__Extracted entries__
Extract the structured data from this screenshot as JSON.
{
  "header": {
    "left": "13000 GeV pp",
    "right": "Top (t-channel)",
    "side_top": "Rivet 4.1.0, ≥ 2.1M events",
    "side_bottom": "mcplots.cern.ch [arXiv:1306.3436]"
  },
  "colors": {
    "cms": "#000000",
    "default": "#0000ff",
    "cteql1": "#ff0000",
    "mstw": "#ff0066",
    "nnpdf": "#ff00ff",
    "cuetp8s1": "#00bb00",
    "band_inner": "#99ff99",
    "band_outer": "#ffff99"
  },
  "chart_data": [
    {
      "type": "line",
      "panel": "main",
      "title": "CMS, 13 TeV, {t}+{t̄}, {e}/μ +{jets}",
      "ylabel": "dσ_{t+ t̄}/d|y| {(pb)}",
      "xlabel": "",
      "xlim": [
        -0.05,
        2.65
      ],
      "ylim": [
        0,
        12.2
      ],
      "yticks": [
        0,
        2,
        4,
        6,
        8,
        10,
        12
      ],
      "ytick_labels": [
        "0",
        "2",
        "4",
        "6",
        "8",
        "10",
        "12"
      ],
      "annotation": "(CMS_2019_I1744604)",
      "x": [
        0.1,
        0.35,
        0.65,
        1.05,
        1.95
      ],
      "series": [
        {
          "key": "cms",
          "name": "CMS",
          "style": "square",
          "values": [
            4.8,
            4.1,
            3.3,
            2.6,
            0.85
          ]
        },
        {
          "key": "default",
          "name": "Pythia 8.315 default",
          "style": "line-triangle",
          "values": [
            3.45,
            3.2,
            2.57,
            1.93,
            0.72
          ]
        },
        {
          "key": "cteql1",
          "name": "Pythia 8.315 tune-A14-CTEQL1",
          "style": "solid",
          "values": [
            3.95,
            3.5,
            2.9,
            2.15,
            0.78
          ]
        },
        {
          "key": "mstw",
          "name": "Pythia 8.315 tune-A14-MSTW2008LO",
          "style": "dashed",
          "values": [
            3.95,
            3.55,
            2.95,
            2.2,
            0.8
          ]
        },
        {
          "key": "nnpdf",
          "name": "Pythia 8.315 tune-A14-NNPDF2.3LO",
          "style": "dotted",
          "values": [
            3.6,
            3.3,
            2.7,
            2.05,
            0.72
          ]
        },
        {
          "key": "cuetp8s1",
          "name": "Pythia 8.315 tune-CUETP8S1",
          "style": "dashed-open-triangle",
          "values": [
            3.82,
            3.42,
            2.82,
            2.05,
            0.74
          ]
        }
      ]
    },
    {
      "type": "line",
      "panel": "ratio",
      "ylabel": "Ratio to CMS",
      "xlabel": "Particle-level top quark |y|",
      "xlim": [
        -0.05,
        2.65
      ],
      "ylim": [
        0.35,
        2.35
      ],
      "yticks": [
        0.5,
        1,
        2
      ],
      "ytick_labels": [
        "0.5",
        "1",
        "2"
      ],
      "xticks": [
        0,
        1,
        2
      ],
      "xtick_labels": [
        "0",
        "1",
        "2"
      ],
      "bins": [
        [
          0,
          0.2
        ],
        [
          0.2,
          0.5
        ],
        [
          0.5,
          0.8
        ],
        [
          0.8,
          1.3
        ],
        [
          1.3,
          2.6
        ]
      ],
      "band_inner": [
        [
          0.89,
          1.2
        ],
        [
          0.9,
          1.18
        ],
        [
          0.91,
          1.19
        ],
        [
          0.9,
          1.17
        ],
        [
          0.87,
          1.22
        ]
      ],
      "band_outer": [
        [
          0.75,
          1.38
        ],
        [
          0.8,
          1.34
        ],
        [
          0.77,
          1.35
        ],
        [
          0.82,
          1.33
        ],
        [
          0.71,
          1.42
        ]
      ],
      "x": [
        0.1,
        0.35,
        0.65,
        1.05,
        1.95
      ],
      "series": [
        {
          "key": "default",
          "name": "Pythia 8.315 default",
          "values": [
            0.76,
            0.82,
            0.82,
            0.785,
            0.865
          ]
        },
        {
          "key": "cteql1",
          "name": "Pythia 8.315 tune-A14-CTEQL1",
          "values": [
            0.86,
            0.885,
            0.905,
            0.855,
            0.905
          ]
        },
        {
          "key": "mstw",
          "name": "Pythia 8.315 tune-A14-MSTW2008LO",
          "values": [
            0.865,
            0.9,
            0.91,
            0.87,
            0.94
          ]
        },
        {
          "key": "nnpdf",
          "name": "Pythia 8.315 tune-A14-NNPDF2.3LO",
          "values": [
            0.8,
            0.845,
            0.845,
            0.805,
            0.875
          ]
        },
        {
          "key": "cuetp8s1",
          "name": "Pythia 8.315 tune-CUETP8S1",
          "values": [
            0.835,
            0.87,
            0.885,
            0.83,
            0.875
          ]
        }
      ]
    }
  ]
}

__Problem description__
Extract all lines containing the word "dashed".

__Solution for this exercise__
          "style": "dashed",
          "style": "dashed-open-triangle",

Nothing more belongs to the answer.